▶ _To be done_: The records that follow are to be repeated exactly, with the pictures removed.
* START Extracted records *
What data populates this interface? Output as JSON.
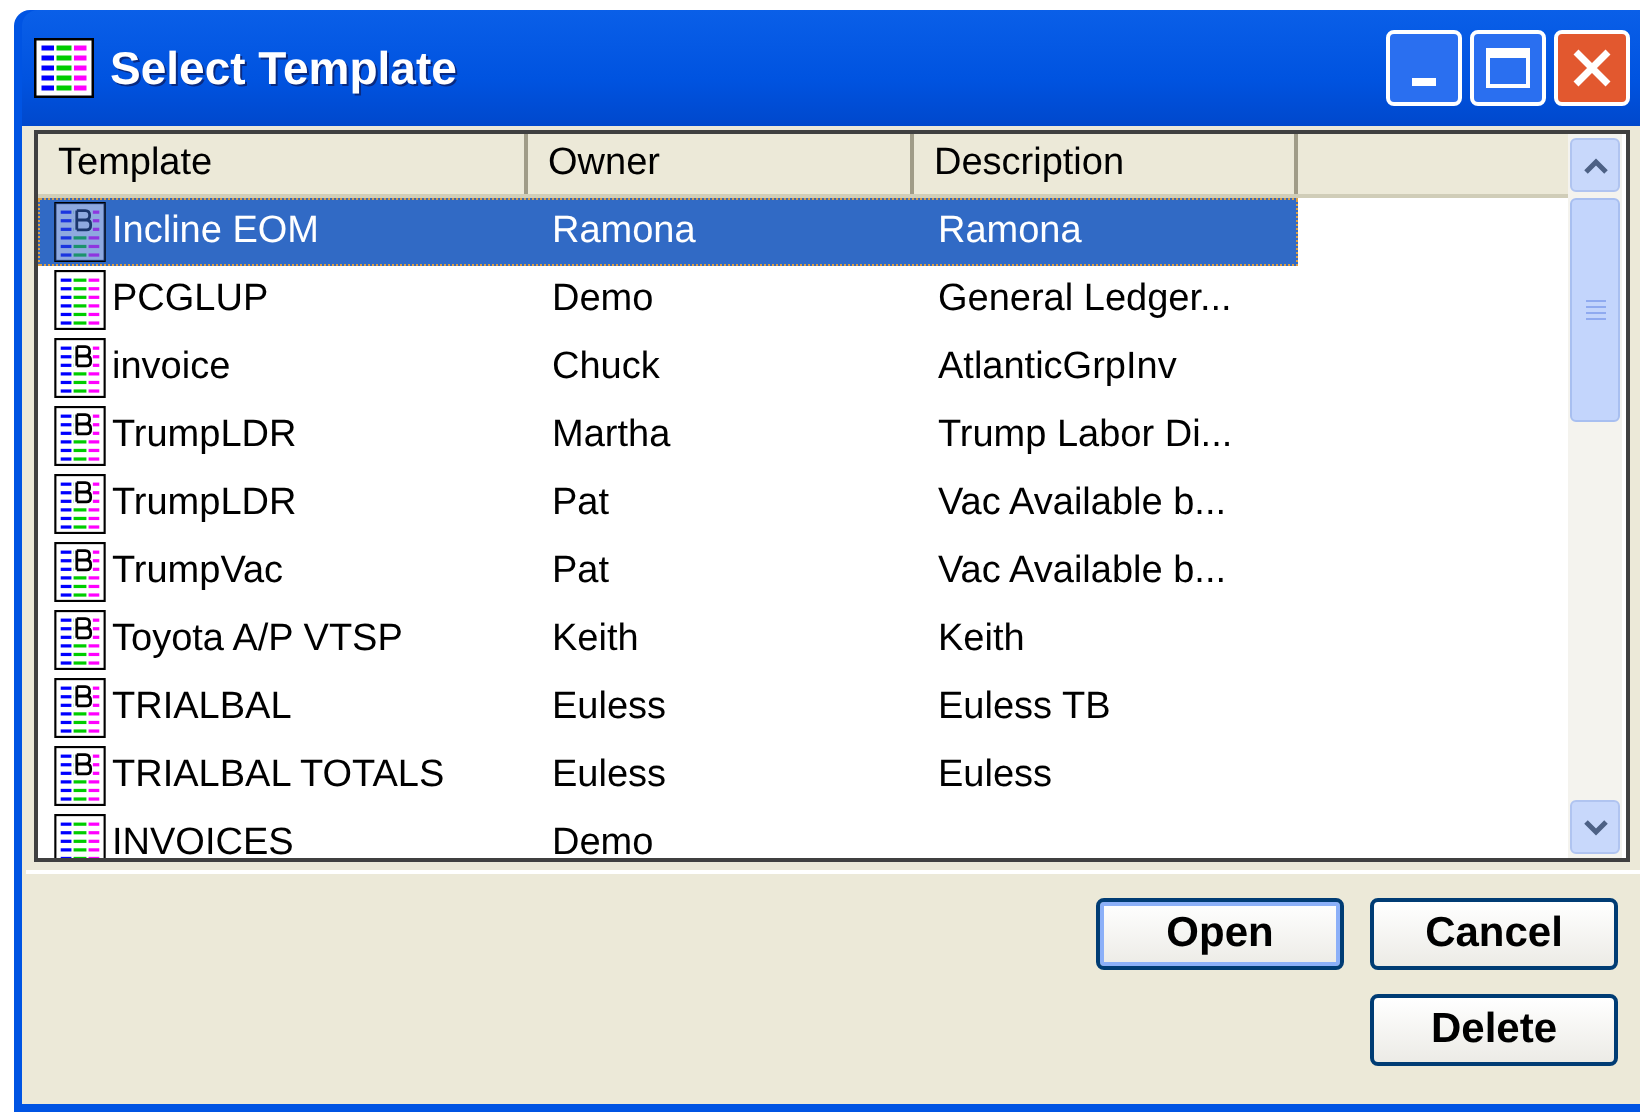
{
  "window": {
    "title": "Select Template"
  },
  "table": {
    "columns": [
      "Template",
      "Owner",
      "Description"
    ],
    "rows": [
      {
        "kind": "report",
        "template": "Incline EOM",
        "owner": "Ramona",
        "description": "Ramona",
        "selected": true
      },
      {
        "kind": "ledger",
        "template": "PCGLUP",
        "owner": "Demo",
        "description": "General Ledger...",
        "selected": false
      },
      {
        "kind": "report",
        "template": "invoice",
        "owner": "Chuck",
        "description": "AtlanticGrpInv",
        "selected": false
      },
      {
        "kind": "report",
        "template": "TrumpLDR",
        "owner": "Martha",
        "description": "Trump Labor Di...",
        "selected": false
      },
      {
        "kind": "report",
        "template": "TrumpLDR",
        "owner": "Pat",
        "description": "Vac Available b...",
        "selected": false
      },
      {
        "kind": "report",
        "template": "TrumpVac",
        "owner": "Pat",
        "description": "Vac Available b...",
        "selected": false
      },
      {
        "kind": "report",
        "template": "Toyota A/P VTSP",
        "owner": "Keith",
        "description": "Keith",
        "selected": false
      },
      {
        "kind": "report",
        "template": "TRIALBAL",
        "owner": "Euless",
        "description": "Euless TB",
        "selected": false
      },
      {
        "kind": "report",
        "template": "TRIALBAL TOTALS",
        "owner": "Euless",
        "description": "Euless",
        "selected": false
      },
      {
        "kind": "ledger",
        "template": "INVOICES",
        "owner": "Demo",
        "selected": false
      }
    ]
  },
  "buttons": [
    {
      "label": "Open",
      "default": true
    },
    {
      "label": "Cancel",
      "default": false
    },
    {
      "label": "Delete",
      "default": false
    }
  ]
}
* END Extracted records *
▶ _Result of the task_:
What data populates this interface? Output as JSON.
{
  "window": {
    "title": "Select Template"
  },
  "table": {
    "columns": [
      "Template",
      "Owner",
      "Description"
    ],
    "rows": [
      {
        "kind": "report",
        "template": "Incline EOM",
        "owner": "Ramona",
        "description": "Ramona",
        "selected": true
      },
      {
        "kind": "ledger",
        "template": "PCGLUP",
        "owner": "Demo",
        "description": "General Ledger...",
        "selected": false
      },
      {
        "kind": "report",
        "template": "invoice",
        "owner": "Chuck",
        "description": "AtlanticGrpInv",
        "selected": false
      },
      {
        "kind": "report",
        "template": "TrumpLDR",
        "owner": "Martha",
        "description": "Trump Labor Di...",
        "selected": false
      },
      {
        "kind": "report",
        "template": "TrumpLDR",
        "owner": "Pat",
        "description": "Vac Available b...",
        "selected": false
      },
      {
        "kind": "report",
        "template": "TrumpVac",
        "owner": "Pat",
        "description": "Vac Available b...",
        "selected": false
      },
      {
        "kind": "report",
        "template": "Toyota A/P VTSP",
        "owner": "Keith",
        "description": "Keith",
        "selected": false
      },
      {
        "kind": "report",
        "template": "TRIALBAL",
        "owner": "Euless",
        "description": "Euless TB",
        "selected": false
      },
      {
        "kind": "report",
        "template": "TRIALBAL TOTALS",
        "owner": "Euless",
        "description": "Euless",
        "selected": false
      },
      {
        "kind": "ledger",
        "template": "INVOICES",
        "owner": "Demo",
        "selected": false
      }
    ]
  },
  "buttons": [
    {
      "label": "Open",
      "default": true
    },
    {
      "label": "Cancel",
      "default": false
    },
    {
      "label": "Delete",
      "default": false
    }
  ]
}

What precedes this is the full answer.